*What needs to be done:* Output every line exactly as written. Leave out pictures.

*Available records:*
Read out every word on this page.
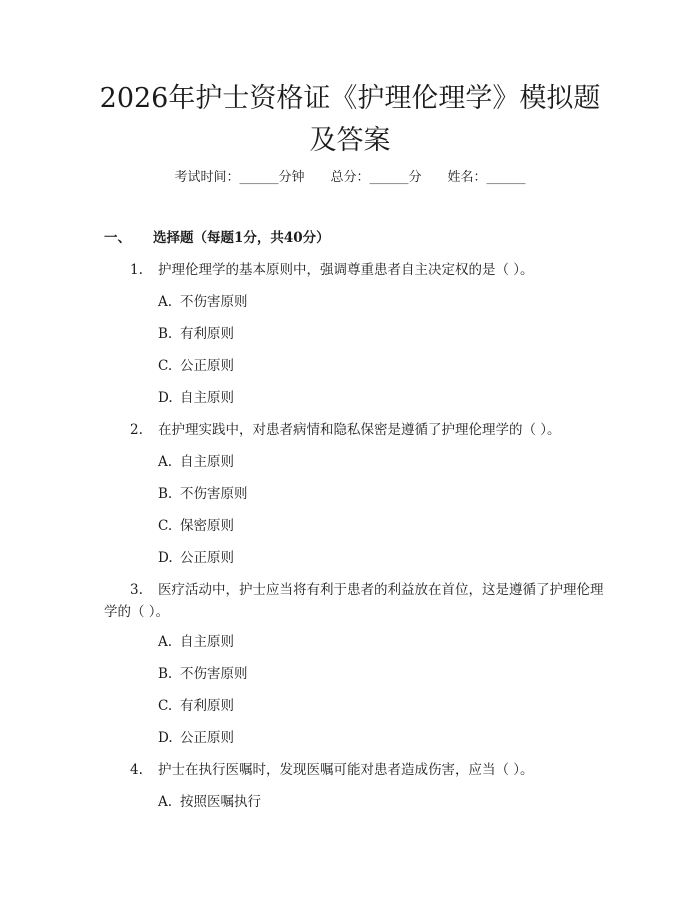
2026年护士资格证《护理伦理学》模拟题及答案
考试时间：______分钟   总分：______分   姓名：______
一、 选择题（每题1分，共40分）
1. 护理伦理学的基本原则中，强调尊重患者自主决定权的是（ ）。
A. 不伤害原则
B. 有利原则
C. 公正原则
D. 自主原则
2. 在护理实践中，对患者病情和隐私保密是遵循了护理伦理学的（ ）。
A. 自主原则
B. 不伤害原则
C. 保密原则
D. 公正原则
3. 医疗活动中，护士应当将有利于患者的利益放在首位，这是遵循了护理伦理学的（ ）。
A. 自主原则
B. 不伤害原则
C. 有利原则
D. 公正原则
4. 护士在执行医嘱时，发现医嘱可能对患者造成伤害，应当（ ）。
A. 按照医嘱执行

*Output:*
Read out every word on this page.
2026年护士资格证《护理伦理学》模拟题及答案
考试时间：______分钟   总分：______分   姓名：______
一、 选择题（每题1分，共40分）
1. 护理伦理学的基本原则中，强调尊重患者自主决定权的是（ ）。
A. 不伤害原则
B. 有利原则
C. 公正原则
D. 自主原则
2. 在护理实践中，对患者病情和隐私保密是遵循了护理伦理学的（ ）。
A. 自主原则
B. 不伤害原则
C. 保密原则
D. 公正原则
3. 医疗活动中，护士应当将有利于患者的利益放在首位，这是遵循了护理伦理学的（ ）。
A. 自主原则
B. 不伤害原则
C. 有利原则
D. 公正原则
4. 护士在执行医嘱时，发现医嘱可能对患者造成伤害，应当（ ）。
A. 按照医嘱执行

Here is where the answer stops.